■ EXERCISE BRIEF:
Send back the records in full, character for character.

Data entries:
▬▬▬▬▬▬▬▬▬▬

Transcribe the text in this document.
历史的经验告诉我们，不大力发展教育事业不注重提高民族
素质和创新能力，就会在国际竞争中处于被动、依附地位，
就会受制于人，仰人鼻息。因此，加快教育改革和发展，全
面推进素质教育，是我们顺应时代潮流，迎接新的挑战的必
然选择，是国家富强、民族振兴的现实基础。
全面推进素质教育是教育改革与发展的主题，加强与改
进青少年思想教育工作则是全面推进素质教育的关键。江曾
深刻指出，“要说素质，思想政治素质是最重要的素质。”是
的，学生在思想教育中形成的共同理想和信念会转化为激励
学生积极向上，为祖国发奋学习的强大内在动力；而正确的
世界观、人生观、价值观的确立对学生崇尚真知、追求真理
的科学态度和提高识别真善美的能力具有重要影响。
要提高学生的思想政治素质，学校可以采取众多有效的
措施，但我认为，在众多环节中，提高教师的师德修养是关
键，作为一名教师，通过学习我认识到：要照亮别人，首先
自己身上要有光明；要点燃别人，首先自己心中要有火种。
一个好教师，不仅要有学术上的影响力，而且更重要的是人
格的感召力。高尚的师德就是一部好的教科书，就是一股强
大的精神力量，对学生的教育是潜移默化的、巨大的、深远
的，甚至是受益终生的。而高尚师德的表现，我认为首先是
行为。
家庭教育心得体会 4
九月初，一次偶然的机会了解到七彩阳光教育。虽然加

▬▬▬▬▬▬▬▬▬▬

■ RESULT OF THIS EXERCISE:
Transcribe the text in this document.
历史的经验告诉我们，不大力发展教育事业不注重提高民族
素质和创新能力，就会在国际竞争中处于被动、依附地位，
就会受制于人，仰人鼻息。因此，加快教育改革和发展，全
面推进素质教育，是我们顺应时代潮流，迎接新的挑战的必
然选择，是国家富强、民族振兴的现实基础。
全面推进素质教育是教育改革与发展的主题，加强与改
进青少年思想教育工作则是全面推进素质教育的关键。江曾
深刻指出，“要说素质，思想政治素质是最重要的素质。”是
的，学生在思想教育中形成的共同理想和信念会转化为激励
学生积极向上，为祖国发奋学习的强大内在动力；而正确的
世界观、人生观、价值观的确立对学生崇尚真知、追求真理
的科学态度和提高识别真善美的能力具有重要影响。
要提高学生的思想政治素质，学校可以采取众多有效的
措施，但我认为，在众多环节中，提高教师的师德修养是关
键，作为一名教师，通过学习我认识到：要照亮别人，首先
自己身上要有光明；要点燃别人，首先自己心中要有火种。
一个好教师，不仅要有学术上的影响力，而且更重要的是人
格的感召力。高尚的师德就是一部好的教科书，就是一股强
大的精神力量，对学生的教育是潜移默化的、巨大的、深远
的，甚至是受益终生的。而高尚师德的表现，我认为首先是
行为。
家庭教育心得体会 4
九月初，一次偶然的机会了解到七彩阳光教育。虽然加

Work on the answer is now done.